▶ YOUR OBJECTIVE: Gather every line below where "text" appears.

▶ EXERCISE MATERIAL:
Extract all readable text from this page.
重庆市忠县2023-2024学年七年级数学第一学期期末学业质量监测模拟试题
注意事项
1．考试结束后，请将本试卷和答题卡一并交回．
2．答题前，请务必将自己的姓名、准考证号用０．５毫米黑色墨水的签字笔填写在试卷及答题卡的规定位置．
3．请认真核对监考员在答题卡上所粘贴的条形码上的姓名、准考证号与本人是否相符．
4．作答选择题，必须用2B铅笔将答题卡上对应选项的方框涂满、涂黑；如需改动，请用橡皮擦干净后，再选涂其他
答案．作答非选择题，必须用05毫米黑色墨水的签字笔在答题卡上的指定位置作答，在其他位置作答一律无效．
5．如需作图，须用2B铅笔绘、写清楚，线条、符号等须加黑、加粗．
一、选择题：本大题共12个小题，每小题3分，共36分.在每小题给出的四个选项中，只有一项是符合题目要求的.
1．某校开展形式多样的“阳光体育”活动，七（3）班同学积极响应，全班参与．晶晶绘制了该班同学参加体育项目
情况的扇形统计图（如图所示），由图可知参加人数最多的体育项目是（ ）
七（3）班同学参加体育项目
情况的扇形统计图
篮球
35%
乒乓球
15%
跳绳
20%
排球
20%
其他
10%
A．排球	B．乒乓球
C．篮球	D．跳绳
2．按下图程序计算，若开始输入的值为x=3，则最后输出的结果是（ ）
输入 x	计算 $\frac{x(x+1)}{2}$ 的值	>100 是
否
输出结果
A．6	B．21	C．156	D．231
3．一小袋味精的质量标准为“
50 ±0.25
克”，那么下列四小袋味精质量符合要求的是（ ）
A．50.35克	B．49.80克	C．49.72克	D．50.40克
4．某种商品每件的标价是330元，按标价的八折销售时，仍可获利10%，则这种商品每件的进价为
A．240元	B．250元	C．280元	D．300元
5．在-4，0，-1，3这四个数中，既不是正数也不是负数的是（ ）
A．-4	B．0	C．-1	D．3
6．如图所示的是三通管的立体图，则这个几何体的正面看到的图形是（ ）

--

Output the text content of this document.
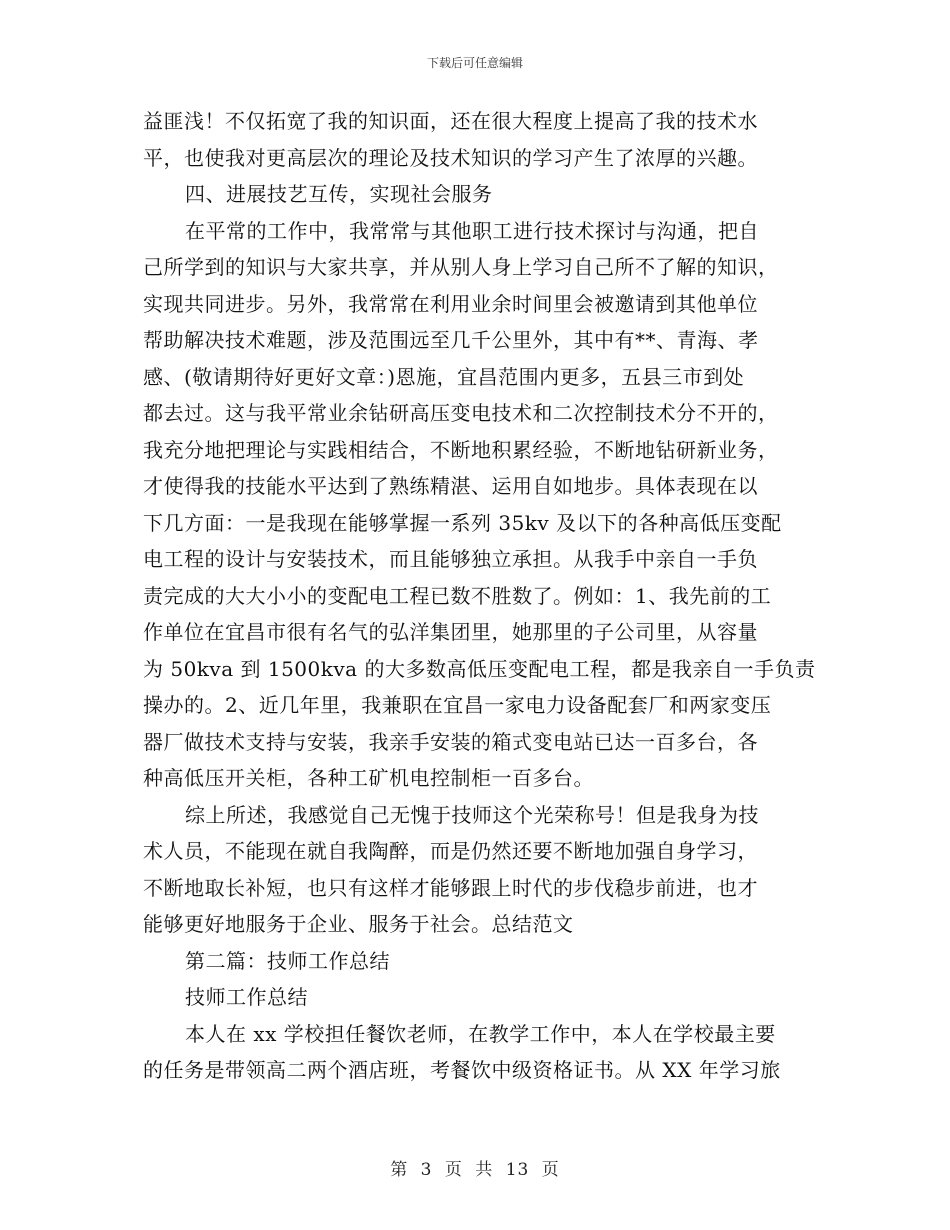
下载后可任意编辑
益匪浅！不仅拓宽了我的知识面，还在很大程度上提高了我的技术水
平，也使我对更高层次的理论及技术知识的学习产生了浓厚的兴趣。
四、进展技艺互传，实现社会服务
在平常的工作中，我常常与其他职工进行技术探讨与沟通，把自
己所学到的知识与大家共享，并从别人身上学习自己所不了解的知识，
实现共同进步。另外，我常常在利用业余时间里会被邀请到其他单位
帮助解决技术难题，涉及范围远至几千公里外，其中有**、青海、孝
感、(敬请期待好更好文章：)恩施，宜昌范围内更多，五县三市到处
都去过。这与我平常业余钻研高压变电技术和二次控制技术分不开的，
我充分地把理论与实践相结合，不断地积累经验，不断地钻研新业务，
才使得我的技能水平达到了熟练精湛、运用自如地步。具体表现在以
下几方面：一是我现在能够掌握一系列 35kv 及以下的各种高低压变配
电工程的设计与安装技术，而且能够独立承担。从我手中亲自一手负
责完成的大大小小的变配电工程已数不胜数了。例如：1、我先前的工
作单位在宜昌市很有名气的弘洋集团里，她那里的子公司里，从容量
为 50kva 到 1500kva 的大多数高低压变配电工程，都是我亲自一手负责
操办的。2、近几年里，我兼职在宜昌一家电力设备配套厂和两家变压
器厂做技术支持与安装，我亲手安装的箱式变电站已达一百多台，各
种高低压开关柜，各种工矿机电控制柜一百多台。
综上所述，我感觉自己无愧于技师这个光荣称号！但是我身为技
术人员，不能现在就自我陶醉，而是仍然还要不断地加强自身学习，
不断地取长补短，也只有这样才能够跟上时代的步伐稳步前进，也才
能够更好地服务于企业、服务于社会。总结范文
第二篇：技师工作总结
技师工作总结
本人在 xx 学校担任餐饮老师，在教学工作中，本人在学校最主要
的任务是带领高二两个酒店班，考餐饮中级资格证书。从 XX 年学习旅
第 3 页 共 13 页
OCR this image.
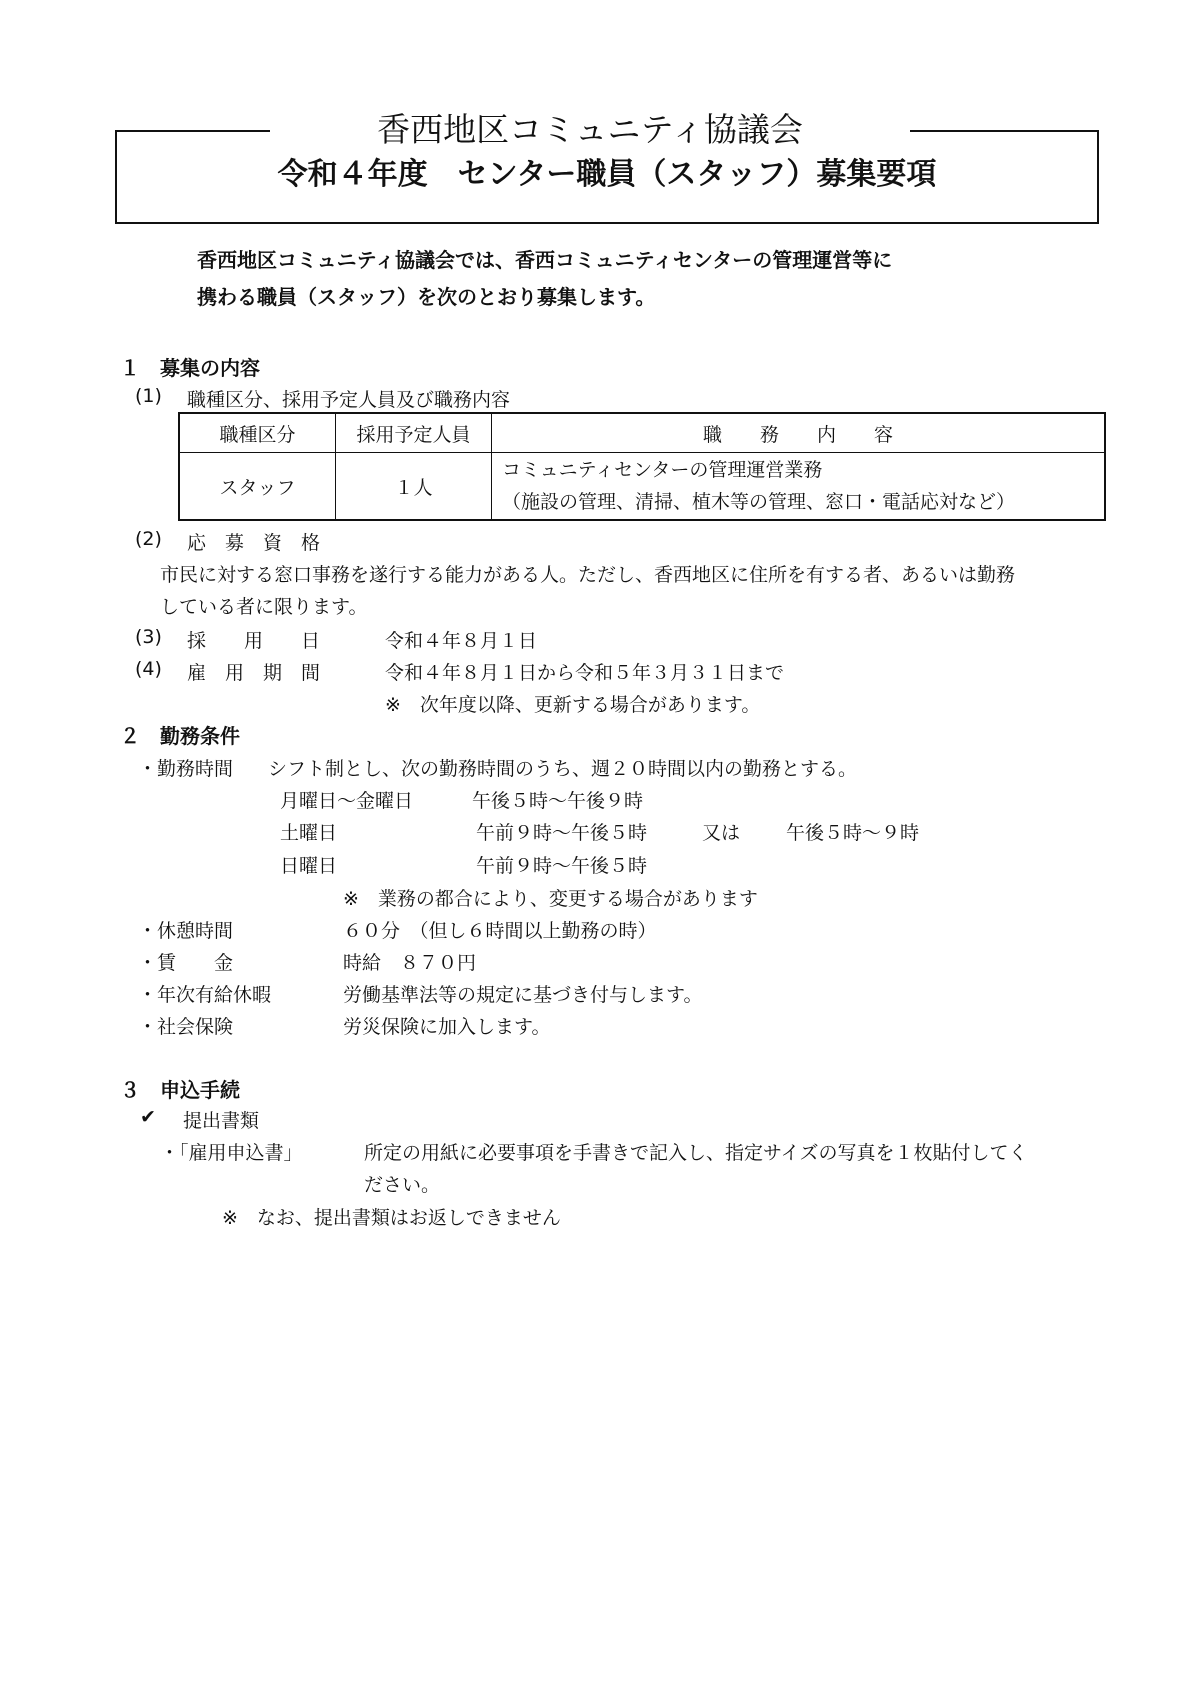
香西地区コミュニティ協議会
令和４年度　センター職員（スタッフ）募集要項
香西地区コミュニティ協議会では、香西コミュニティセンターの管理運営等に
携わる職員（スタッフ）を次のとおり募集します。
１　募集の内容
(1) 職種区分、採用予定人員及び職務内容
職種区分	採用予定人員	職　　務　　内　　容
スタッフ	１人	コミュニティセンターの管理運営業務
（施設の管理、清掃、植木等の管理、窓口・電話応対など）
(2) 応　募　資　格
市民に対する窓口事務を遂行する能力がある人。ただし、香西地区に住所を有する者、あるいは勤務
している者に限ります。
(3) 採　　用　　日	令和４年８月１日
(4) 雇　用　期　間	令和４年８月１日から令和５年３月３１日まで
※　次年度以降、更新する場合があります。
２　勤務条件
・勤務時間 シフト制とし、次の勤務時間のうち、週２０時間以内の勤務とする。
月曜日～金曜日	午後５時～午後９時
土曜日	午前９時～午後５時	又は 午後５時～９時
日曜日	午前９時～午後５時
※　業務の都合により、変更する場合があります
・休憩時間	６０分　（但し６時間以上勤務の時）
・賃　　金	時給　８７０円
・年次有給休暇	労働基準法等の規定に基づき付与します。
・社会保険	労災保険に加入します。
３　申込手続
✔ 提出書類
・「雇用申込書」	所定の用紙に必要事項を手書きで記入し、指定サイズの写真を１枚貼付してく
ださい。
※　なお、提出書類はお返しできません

▶ REPLY TO THE TASK:
Extract all readable text from this page.
Output the text content of this document.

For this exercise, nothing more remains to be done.